All entries below are to be set down again, identical to the source.

Data excerpts

━━━━━━━━━━━━━━━━

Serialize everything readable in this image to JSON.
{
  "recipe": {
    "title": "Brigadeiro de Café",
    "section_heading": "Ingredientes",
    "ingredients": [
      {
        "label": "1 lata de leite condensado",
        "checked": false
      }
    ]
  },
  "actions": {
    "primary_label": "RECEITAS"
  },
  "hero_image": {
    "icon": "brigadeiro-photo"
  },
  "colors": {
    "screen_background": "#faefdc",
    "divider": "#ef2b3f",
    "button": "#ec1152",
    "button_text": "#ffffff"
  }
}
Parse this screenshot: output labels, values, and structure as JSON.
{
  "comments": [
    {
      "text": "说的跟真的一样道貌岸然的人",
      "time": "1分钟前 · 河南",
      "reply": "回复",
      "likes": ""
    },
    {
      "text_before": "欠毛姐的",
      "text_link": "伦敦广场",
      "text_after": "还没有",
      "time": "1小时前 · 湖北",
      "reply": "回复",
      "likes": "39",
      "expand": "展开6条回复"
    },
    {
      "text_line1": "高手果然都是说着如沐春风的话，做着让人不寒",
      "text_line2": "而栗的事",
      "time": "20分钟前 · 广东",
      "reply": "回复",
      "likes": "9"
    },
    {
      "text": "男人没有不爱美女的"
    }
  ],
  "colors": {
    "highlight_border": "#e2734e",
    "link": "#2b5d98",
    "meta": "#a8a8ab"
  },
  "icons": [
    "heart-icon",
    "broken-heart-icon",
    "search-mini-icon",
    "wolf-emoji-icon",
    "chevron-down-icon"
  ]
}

━━━━━━━━━━━━━━━━

*Task result*:
Serialize everything readable in this image to JSON.
{
  "recipe": {
    "title": "Brigadeiro de Café",
    "section_heading": "Ingredientes",
    "ingredients": [
      {
        "label": "1 lata de leite condensado",
        "checked": false
      }
    ]
  },
  "actions": {
    "primary_label": "RECEITAS"
  },
  "hero_image": {
    "icon": "brigadeiro-photo"
  },
  "colors": {
    "screen_background": "#faefdc",
    "divider": "#ef2b3f",
    "button": "#ec1152",
    "button_text": "#ffffff"
  }
}
Parse this screenshot: output labels, values, and structure as JSON.
{
  "comments": [
    {
      "text": "说的跟真的一样道貌岸然的人",
      "time": "1分钟前 · 河南",
      "reply": "回复",
      "likes": ""
    },
    {
      "text_before": "欠毛姐的",
      "text_link": "伦敦广场",
      "text_after": "还没有",
      "time": "1小时前 · 湖北",
      "reply": "回复",
      "likes": "39",
      "expand": "展开6条回复"
    },
    {
      "text_line1": "高手果然都是说着如沐春风的话，做着让人不寒",
      "text_line2": "而栗的事",
      "time": "20分钟前 · 广东",
      "reply": "回复",
      "likes": "9"
    },
    {
      "text": "男人没有不爱美女的"
    }
  ],
  "colors": {
    "highlight_border": "#e2734e",
    "link": "#2b5d98",
    "meta": "#a8a8ab"
  },
  "icons": [
    "heart-icon",
    "broken-heart-icon",
    "search-mini-icon",
    "wolf-emoji-icon",
    "chevron-down-icon"
  ]
}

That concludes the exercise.